TASK STATEMENT:
Any pictures in the records below should be skipped; write out everything else exactly.

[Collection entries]
━━━━━━━━━━━━━━━━━━━━
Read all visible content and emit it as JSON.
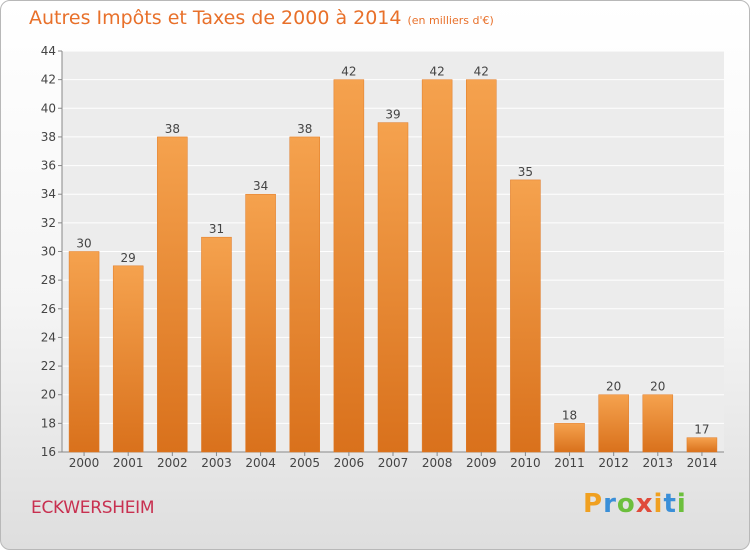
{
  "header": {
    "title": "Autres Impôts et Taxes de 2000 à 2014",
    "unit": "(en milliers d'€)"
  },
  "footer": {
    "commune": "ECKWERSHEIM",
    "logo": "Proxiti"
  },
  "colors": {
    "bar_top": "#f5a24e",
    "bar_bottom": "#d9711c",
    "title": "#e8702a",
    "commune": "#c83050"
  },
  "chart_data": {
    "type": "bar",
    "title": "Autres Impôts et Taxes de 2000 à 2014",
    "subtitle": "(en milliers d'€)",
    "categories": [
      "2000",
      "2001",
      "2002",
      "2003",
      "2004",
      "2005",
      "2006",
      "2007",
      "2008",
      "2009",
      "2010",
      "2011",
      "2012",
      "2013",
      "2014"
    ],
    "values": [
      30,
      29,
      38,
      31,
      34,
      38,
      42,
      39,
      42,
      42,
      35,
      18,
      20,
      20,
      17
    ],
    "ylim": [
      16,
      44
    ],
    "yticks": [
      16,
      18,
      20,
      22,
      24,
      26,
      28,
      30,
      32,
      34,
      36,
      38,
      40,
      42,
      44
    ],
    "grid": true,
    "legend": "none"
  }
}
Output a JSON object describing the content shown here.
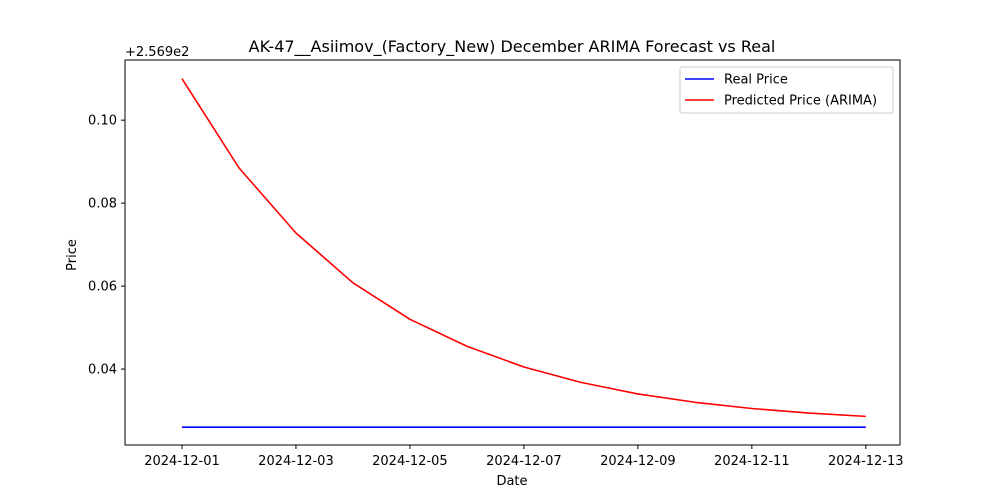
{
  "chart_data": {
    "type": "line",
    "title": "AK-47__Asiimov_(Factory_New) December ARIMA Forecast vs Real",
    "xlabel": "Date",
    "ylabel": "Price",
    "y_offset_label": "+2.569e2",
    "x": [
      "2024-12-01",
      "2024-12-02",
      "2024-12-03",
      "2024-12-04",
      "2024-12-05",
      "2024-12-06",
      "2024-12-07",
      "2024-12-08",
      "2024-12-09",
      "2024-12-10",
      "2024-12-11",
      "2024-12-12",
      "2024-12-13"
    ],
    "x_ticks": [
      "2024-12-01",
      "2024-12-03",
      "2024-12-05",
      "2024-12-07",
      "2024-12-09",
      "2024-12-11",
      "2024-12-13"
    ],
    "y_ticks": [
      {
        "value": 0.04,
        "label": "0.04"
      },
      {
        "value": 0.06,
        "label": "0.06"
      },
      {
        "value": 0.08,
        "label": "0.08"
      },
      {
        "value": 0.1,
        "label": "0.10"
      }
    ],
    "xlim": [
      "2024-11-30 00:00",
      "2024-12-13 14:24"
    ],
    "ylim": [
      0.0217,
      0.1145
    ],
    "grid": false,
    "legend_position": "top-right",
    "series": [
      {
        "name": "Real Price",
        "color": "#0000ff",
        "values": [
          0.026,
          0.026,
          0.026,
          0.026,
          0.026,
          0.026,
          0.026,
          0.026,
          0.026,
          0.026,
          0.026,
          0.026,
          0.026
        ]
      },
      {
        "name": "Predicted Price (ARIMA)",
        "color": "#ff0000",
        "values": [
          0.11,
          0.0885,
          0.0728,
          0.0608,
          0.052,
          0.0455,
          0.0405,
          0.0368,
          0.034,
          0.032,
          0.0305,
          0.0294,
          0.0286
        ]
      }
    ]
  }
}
━━━━━━━━━━━━━━━━━━━━
RESPONSE:
Read all visible content and emit it as JSON.
{
  "header": {
    "title": "Autres Impôts et Taxes de 2000 à 2014",
    "unit": "(en milliers d'€)"
  },
  "footer": {
    "commune": "ECKWERSHEIM",
    "logo": "Proxiti"
  },
  "colors": {
    "bar_top": "#f5a24e",
    "bar_bottom": "#d9711c",
    "title": "#e8702a",
    "commune": "#c83050"
  },
  "chart_data": {
    "type": "bar",
    "title": "Autres Impôts et Taxes de 2000 à 2014",
    "subtitle": "(en milliers d'€)",
    "categories": [
      "2000",
      "2001",
      "2002",
      "2003",
      "2004",
      "2005",
      "2006",
      "2007",
      "2008",
      "2009",
      "2010",
      "2011",
      "2012",
      "2013",
      "2014"
    ],
    "values": [
      30,
      29,
      38,
      31,
      34,
      38,
      42,
      39,
      42,
      42,
      35,
      18,
      20,
      20,
      17
    ],
    "ylim": [
      16,
      44
    ],
    "yticks": [
      16,
      18,
      20,
      22,
      24,
      26,
      28,
      30,
      32,
      34,
      36,
      38,
      40,
      42,
      44
    ],
    "grid": true,
    "legend": "none"
  }
}
Output a JSON object describing the content shown here.
{
  "chart_data": {
    "type": "line",
    "title": "AK-47__Asiimov_(Factory_New) December ARIMA Forecast vs Real",
    "xlabel": "Date",
    "ylabel": "Price",
    "y_offset_label": "+2.569e2",
    "x": [
      "2024-12-01",
      "2024-12-02",
      "2024-12-03",
      "2024-12-04",
      "2024-12-05",
      "2024-12-06",
      "2024-12-07",
      "2024-12-08",
      "2024-12-09",
      "2024-12-10",
      "2024-12-11",
      "2024-12-12",
      "2024-12-13"
    ],
    "x_ticks": [
      "2024-12-01",
      "2024-12-03",
      "2024-12-05",
      "2024-12-07",
      "2024-12-09",
      "2024-12-11",
      "2024-12-13"
    ],
    "y_ticks": [
      {
        "value": 0.04,
        "label": "0.04"
      },
      {
        "value": 0.06,
        "label": "0.06"
      },
      {
        "value": 0.08,
        "label": "0.08"
      },
      {
        "value": 0.1,
        "label": "0.10"
      }
    ],
    "xlim": [
      "2024-11-30 00:00",
      "2024-12-13 14:24"
    ],
    "ylim": [
      0.0217,
      0.1145
    ],
    "grid": false,
    "legend_position": "top-right",
    "series": [
      {
        "name": "Real Price",
        "color": "#0000ff",
        "values": [
          0.026,
          0.026,
          0.026,
          0.026,
          0.026,
          0.026,
          0.026,
          0.026,
          0.026,
          0.026,
          0.026,
          0.026,
          0.026
        ]
      },
      {
        "name": "Predicted Price (ARIMA)",
        "color": "#ff0000",
        "values": [
          0.11,
          0.0885,
          0.0728,
          0.0608,
          0.052,
          0.0455,
          0.0405,
          0.0368,
          0.034,
          0.032,
          0.0305,
          0.0294,
          0.0286
        ]
      }
    ]
  }
}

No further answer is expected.